EXERCISE AIM ▸ Among the records below, find each line that includes the string "Swietenia" and copy it.

SOURCE MATERIAL ▸

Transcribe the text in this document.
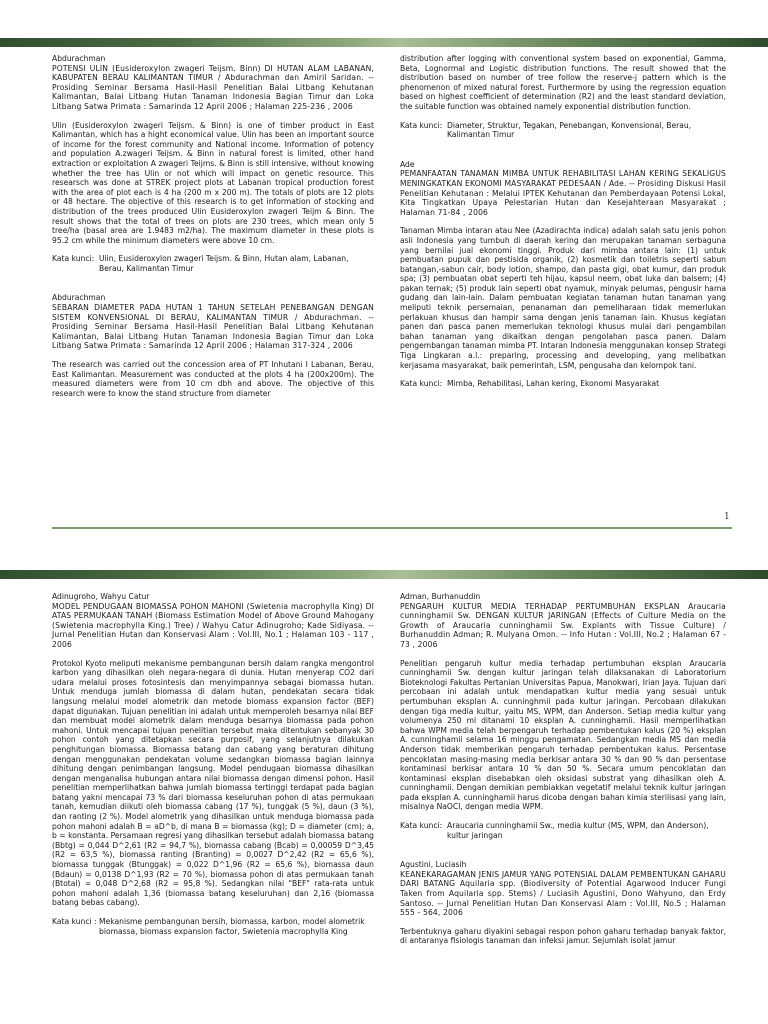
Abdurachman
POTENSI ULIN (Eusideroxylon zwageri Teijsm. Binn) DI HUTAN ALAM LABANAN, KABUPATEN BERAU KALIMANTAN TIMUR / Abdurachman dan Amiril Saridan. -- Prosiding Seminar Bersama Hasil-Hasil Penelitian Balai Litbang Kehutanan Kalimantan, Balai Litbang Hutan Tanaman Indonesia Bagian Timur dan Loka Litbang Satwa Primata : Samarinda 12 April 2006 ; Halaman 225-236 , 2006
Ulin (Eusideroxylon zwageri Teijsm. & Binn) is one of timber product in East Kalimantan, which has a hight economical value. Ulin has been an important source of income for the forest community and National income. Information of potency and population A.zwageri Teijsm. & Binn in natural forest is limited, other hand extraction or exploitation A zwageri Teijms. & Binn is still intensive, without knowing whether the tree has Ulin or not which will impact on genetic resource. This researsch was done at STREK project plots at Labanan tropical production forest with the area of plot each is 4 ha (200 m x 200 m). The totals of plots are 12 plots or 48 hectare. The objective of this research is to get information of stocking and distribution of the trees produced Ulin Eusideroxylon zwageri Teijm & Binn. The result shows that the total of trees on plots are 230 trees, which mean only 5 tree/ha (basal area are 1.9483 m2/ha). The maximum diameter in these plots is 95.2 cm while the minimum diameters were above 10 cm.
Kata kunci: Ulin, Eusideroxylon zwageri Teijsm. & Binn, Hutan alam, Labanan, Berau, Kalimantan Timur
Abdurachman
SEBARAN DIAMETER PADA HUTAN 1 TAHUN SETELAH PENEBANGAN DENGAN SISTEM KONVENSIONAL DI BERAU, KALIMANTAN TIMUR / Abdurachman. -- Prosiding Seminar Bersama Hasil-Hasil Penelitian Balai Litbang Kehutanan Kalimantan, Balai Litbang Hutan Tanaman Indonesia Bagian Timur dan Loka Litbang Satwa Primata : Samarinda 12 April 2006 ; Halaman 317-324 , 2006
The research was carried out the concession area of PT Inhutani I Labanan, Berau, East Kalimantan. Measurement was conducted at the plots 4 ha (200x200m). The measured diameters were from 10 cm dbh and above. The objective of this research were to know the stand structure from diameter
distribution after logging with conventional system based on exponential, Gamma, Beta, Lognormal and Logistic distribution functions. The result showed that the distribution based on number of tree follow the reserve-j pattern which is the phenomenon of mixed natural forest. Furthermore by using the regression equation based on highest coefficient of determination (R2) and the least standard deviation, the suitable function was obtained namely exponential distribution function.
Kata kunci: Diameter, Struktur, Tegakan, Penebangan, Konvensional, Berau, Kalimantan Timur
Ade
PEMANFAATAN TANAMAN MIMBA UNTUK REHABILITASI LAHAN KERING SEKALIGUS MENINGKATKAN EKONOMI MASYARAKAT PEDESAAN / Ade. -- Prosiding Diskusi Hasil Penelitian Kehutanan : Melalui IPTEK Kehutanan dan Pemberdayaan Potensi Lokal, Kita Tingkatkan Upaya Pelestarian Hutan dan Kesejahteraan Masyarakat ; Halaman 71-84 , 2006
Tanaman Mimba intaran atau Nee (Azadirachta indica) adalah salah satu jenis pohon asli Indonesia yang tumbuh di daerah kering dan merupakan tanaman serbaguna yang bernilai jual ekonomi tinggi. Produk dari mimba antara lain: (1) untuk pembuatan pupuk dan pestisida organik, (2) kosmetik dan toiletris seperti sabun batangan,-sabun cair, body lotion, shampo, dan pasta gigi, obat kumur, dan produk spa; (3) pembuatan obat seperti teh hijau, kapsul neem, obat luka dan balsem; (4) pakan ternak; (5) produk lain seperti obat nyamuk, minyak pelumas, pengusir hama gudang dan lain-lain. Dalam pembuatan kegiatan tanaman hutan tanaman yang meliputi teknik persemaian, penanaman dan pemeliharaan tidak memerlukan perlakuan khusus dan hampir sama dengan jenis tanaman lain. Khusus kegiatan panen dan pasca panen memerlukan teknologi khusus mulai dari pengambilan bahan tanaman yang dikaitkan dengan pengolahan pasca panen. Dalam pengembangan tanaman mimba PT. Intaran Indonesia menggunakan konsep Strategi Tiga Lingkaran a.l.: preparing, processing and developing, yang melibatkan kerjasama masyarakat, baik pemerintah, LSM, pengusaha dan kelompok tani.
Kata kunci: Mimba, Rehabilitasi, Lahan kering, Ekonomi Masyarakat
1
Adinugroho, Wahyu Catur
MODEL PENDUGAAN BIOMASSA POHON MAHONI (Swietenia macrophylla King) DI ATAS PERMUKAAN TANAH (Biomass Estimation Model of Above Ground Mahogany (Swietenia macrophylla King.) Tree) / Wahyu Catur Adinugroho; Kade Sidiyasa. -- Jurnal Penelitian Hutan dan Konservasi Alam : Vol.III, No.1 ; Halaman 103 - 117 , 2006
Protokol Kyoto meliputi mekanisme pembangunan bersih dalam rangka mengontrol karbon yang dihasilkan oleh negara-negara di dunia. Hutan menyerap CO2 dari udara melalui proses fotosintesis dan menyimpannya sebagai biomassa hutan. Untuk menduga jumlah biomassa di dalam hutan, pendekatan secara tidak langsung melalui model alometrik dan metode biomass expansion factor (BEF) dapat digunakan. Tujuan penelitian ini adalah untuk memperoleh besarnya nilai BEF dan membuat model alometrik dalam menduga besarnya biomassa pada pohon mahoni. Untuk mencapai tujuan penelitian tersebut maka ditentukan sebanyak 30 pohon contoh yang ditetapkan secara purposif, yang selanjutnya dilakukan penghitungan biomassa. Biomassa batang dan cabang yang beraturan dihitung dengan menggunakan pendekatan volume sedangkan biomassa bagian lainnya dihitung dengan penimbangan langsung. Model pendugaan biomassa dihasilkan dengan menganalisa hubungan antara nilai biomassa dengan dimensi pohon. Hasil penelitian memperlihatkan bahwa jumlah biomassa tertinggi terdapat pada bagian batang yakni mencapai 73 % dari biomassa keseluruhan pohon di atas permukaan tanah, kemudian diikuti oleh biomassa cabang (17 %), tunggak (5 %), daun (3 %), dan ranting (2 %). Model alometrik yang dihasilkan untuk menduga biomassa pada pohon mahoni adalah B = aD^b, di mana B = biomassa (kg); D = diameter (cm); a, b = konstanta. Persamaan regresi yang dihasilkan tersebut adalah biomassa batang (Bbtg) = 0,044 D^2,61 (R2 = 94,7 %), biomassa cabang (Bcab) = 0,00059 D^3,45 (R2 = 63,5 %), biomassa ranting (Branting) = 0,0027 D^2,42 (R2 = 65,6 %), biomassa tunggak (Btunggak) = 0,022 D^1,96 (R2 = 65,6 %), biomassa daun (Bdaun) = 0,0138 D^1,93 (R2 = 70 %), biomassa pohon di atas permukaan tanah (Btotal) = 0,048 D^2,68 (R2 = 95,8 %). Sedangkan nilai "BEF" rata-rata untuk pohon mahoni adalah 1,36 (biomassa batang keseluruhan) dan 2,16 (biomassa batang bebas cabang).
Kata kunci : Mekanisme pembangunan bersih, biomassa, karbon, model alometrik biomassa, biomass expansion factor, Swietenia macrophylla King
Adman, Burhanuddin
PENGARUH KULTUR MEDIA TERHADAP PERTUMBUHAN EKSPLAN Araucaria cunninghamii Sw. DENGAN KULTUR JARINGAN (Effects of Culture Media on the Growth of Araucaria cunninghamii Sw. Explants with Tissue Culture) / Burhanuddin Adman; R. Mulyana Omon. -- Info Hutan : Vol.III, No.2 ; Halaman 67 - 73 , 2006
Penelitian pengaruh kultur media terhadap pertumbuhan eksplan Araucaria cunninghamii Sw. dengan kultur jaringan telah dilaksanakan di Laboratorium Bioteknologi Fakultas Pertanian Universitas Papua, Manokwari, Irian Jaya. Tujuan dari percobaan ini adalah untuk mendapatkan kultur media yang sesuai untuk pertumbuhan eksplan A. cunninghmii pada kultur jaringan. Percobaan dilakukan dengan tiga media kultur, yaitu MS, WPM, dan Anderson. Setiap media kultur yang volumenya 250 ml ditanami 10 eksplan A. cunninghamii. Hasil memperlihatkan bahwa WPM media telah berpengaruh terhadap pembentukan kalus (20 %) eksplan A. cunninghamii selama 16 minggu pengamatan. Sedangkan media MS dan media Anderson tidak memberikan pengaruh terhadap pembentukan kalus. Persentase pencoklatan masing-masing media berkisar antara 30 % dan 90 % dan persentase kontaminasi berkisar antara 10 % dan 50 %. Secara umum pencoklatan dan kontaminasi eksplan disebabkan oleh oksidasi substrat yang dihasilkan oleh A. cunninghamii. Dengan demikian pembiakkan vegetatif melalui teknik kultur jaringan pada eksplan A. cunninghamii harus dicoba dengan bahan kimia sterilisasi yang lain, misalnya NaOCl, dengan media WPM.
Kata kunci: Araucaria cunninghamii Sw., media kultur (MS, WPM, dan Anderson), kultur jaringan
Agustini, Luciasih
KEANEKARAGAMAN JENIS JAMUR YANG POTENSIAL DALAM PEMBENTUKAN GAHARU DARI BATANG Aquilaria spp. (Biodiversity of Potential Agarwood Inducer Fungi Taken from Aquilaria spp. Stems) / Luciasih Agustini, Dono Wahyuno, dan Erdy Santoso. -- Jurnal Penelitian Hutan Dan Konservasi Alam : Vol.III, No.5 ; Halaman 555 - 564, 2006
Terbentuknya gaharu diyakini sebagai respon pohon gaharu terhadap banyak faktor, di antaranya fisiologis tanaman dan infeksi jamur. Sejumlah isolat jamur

SOLUTION TO THIS EXERCISE ▸
MODEL PENDUGAAN BIOMASSA POHON MAHONI (Swietenia macrophylla King) DI ATAS PERMUKAAN TANAH (Biomass Estimation Model of Above Ground Mahogany (Swietenia macrophylla King.) Tree) / Wahyu Catur Adinugroho; Kade Sidiyasa. -- Jurnal Penelitian Hutan dan Konservasi Alam : Vol.III, No.1 ; Halaman 103 - 117 , 2006
Kata kunci : Mekanisme pembangunan bersih, biomassa, karbon, model alometrik biomassa, biomass expansion factor, Swietenia macrophylla King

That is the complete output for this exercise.